• Aim
Give back the full listing verbatim, apart from its images.

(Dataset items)
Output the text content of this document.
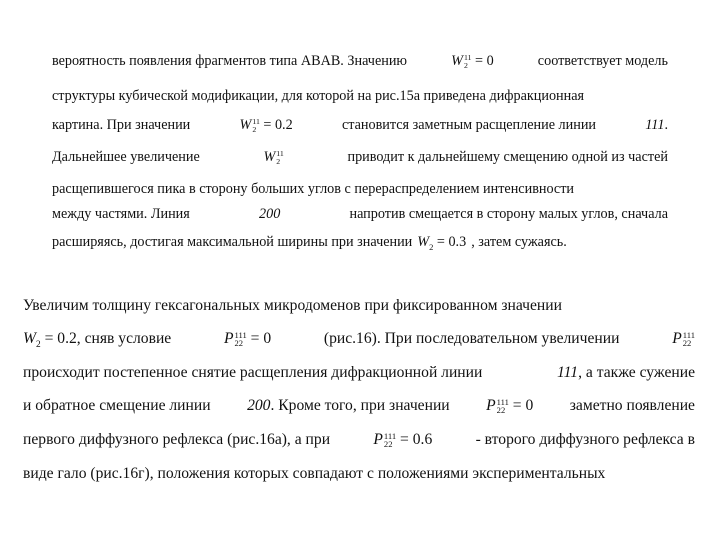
вероятность появления фрагментов типа ABAB. Значению	W 11
2 = 0	соответствует модель
структуры кубической модификации, для которой на рис.15а приведена дифракционная
картина. При значении	W 11
2 = 0.2	становится заметным расщепление линии	111.
Дальнейшее увеличение	W 11
2	приводит к дальнейшему смещению одной из частей
расщепившегося пика в сторону больших углов с перераспределением интенсивности
между частями. Линия	200	напротив смещается в сторону малых углов, сначала
расширяясь, достигая максимальной ширины при значении $W_2 = 0.3$ , затем сужаясь.
Увеличим толщину гексагональных микродоменов при фиксированном значении
$W_2 = 0.2$, сняв условие	P 111
22 = 0	(рис.16). При последовательном увеличении	P 111
22
происходит постепенное снятие расщепления дифракционной линии	111, а также сужение
и обратное смещение линии 200. Кроме того, при значении P 111
22 = 0 заметно появление
первого диффузного рефлекса (рис.16а), а при	P 111
22 = 0.6	- второго диффузного рефлекса в
виде гало (рис.16г), положения которых совпадают с положениями экспериментальных
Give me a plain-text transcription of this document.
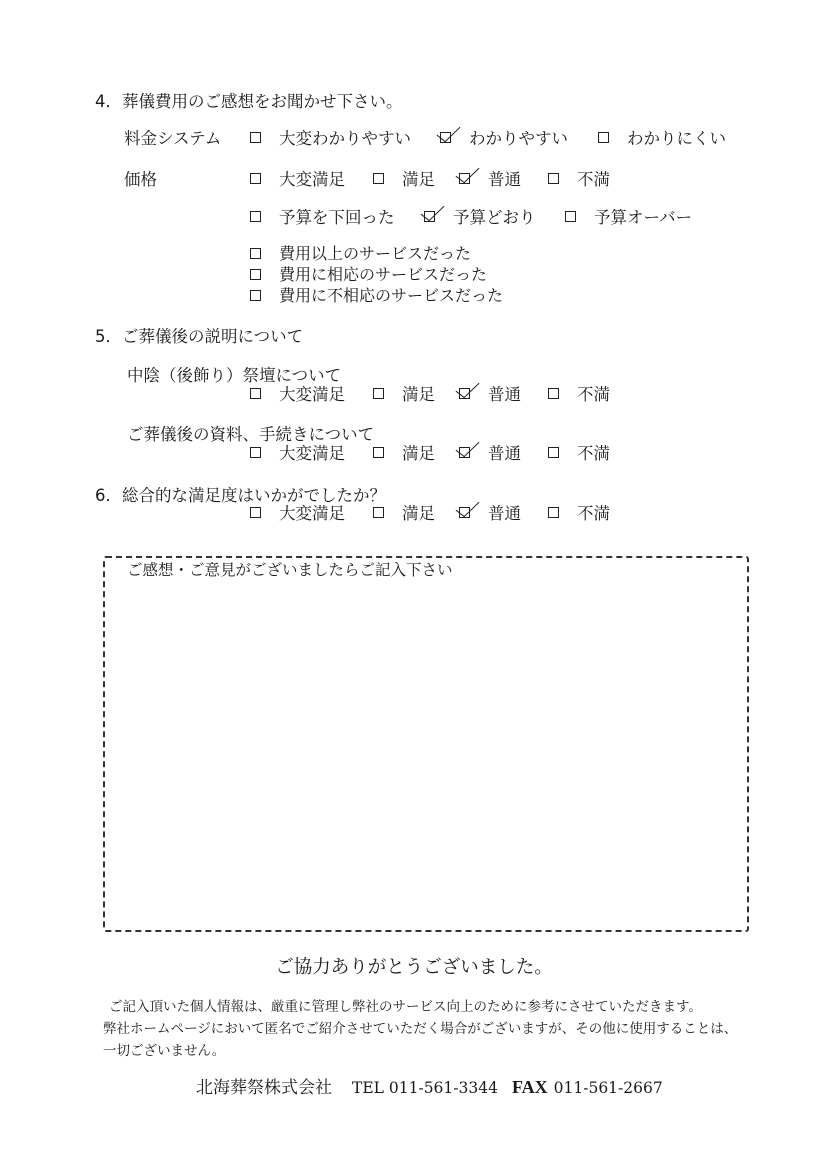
4．葬儀費用のご感想をお聞かせ下さい。
料金システム	大変わかりやすい	わかりやすい	わかりにくい
価格	大変満足	満足	普通	不満
予算を下回った	予算どおり	予算オーバー
費用以上のサービスだった
費用に相応のサービスだった
費用に不相応のサービスだった
5．ご葬儀後の説明について
中陰（後飾り）祭壇について
大変満足	満足	普通	不満
ご葬儀後の資料、手続きについて
大変満足	満足	普通	不満
6．総合的な満足度はいかがでしたか？
大変満足	満足	普通	不満
ご感想・ご意見がございましたらご記入下さい
ご協力ありがとうございました。
ご記入頂いた個人情報は、厳重に管理し弊社のサービス向上のために参考にさせていただきます。
弊社ホームページにおいて匿名でご紹介させていただく場合がございますが、その他に使用することは、
一切ございません。
北海葬祭株式会社 TEL 011-561-3344 FAX 011-561-2667
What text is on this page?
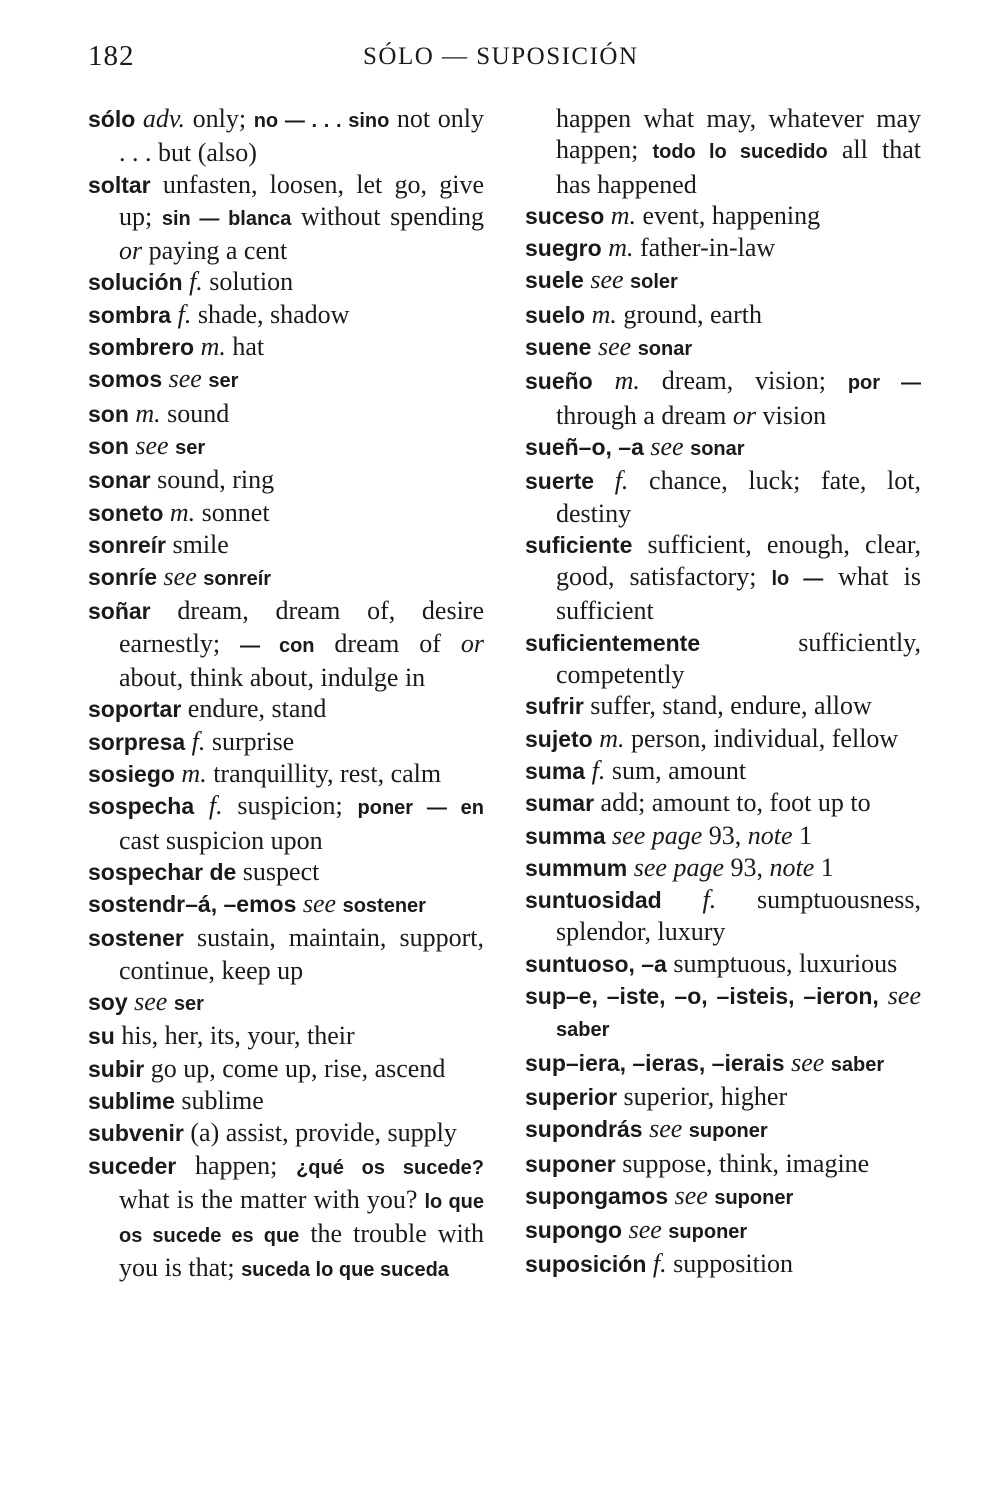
182	SÓLO — SUPOSICIÓN
sólo adv. only; no — . . . sino not only . . . but (also)
soltar unfasten, loosen, let go, give up; sin — blanca without spending or paying a cent
solución f. solution
sombra f. shade, shadow
sombrero m. hat
somos see ser
son m. sound
son see ser
sonar sound, ring
soneto m. sonnet
sonreír smile
sonríe see sonreír
soñar dream, dream of, desire earnestly; — con dream of or about, think about, indulge in
soportar endure, stand
sorpresa f. surprise
sosiego m. tranquillity, rest, calm
sospecha f. suspicion; poner — en cast suspicion upon
sospechar de suspect
sostendr–á, –emos see sostener
sostener sustain, maintain, support, continue, keep up
soy see ser
su his, her, its, your, their
subir go up, come up, rise, ascend
sublime sublime
subvenir (a) assist, provide, supply
suceder happen; ¿qué os sucede? what is the matter with you? lo que os sucede es que the trouble with you is that; suceda lo que suceda
happen what may, whatever may happen; todo lo sucedido all that has happened
suceso m. event, happening
suegro m. father-in-law
suele see soler
suelo m. ground, earth
suene see sonar
sueño m. dream, vision; por — through a dream or vision
sueñ–o, –a see sonar
suerte f. chance, luck; fate, lot, destiny
suficiente sufficient, enough, clear, good, satisfactory; lo — what is sufficient
suficientemente sufficiently, competently
sufrir suffer, stand, endure, allow
sujeto m. person, individual, fellow
suma f. sum, amount
sumar add; amount to, foot up to
summa see page 93, note 1
summum see page 93, note 1
suntuosidad f. sumptuousness, splendor, luxury
suntuoso, –a sumptuous, luxurious
sup–e, –iste, –o, –isteis, –ieron, see saber
sup–iera, –ieras, –ierais see saber
superior superior, higher
supondrás see suponer
suponer suppose, think, imagine
supongamos see suponer
supongo see suponer
suposición f. supposition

• Task output
Output the text content of this document.
вероятность появления фрагментов типа ABAB. Значению	W 11
2 = 0	соответствует модель
структуры кубической модификации, для которой на рис.15а приведена дифракционная
картина. При значении	W 11
2 = 0.2	становится заметным расщепление линии	111.
Дальнейшее увеличение	W 11
2	приводит к дальнейшему смещению одной из частей
расщепившегося пика в сторону больших углов с перераспределением интенсивности
между частями. Линия	200	напротив смещается в сторону малых углов, сначала
расширяясь, достигая максимальной ширины при значении $W_2 = 0.3$ , затем сужаясь.
Увеличим толщину гексагональных микродоменов при фиксированном значении
$W_2 = 0.2$, сняв условие	P 111
22 = 0	(рис.16). При последовательном увеличении	P 111
22
происходит постепенное снятие расщепления дифракционной линии	111, а также сужение
и обратное смещение линии 200. Кроме того, при значении P 111
22 = 0 заметно появление
первого диффузного рефлекса (рис.16а), а при	P 111
22 = 0.6	- второго диффузного рефлекса в
виде гало (рис.16г), положения которых совпадают с положениями экспериментальных
Give me a plain-text transcription of this document.
4．葬儀費用のご感想をお聞かせ下さい。
料金システム	大変わかりやすい	わかりやすい	わかりにくい
価格	大変満足	満足	普通	不満
予算を下回った	予算どおり	予算オーバー
費用以上のサービスだった
費用に相応のサービスだった
費用に不相応のサービスだった
5．ご葬儀後の説明について
中陰（後飾り）祭壇について
大変満足	満足	普通	不満
ご葬儀後の資料、手続きについて
大変満足	満足	普通	不満
6．総合的な満足度はいかがでしたか？
大変満足	満足	普通	不満
ご感想・ご意見がございましたらご記入下さい
ご協力ありがとうございました。
ご記入頂いた個人情報は、厳重に管理し弊社のサービス向上のために参考にさせていただきます。
弊社ホームページにおいて匿名でご紹介させていただく場合がございますが、その他に使用することは、
一切ございません。
北海葬祭株式会社 TEL 011-561-3344 FAX 011-561-2667
What text is on this page?
182	SÓLO — SUPOSICIÓN
sólo adv. only; no — . . . sino not only . . . but (also)
soltar unfasten, loosen, let go, give up; sin — blanca without spending or paying a cent
solución f. solution
sombra f. shade, shadow
sombrero m. hat
somos see ser
son m. sound
son see ser
sonar sound, ring
soneto m. sonnet
sonreír smile
sonríe see sonreír
soñar dream, dream of, desire earnestly; — con dream of or about, think about, indulge in
soportar endure, stand
sorpresa f. surprise
sosiego m. tranquillity, rest, calm
sospecha f. suspicion; poner — en cast suspicion upon
sospechar de suspect
sostendr–á, –emos see sostener
sostener sustain, maintain, support, continue, keep up
soy see ser
su his, her, its, your, their
subir go up, come up, rise, ascend
sublime sublime
subvenir (a) assist, provide, supply
suceder happen; ¿qué os sucede? what is the matter with you? lo que os sucede es que the trouble with you is that; suceda lo que suceda
happen what may, whatever may happen; todo lo sucedido all that has happened
suceso m. event, happening
suegro m. father-in-law
suele see soler
suelo m. ground, earth
suene see sonar
sueño m. dream, vision; por — through a dream or vision
sueñ–o, –a see sonar
suerte f. chance, luck; fate, lot, destiny
suficiente sufficient, enough, clear, good, satisfactory; lo — what is sufficient
suficientemente sufficiently, competently
sufrir suffer, stand, endure, allow
sujeto m. person, individual, fellow
suma f. sum, amount
sumar add; amount to, foot up to
summa see page 93, note 1
summum see page 93, note 1
suntuosidad f. sumptuousness, splendor, luxury
suntuoso, –a sumptuous, luxurious
sup–e, –iste, –o, –isteis, –ieron, see saber
sup–iera, –ieras, –ierais see saber
superior superior, higher
supondrás see suponer
suponer suppose, think, imagine
supongamos see suponer
supongo see suponer
suposición f. supposition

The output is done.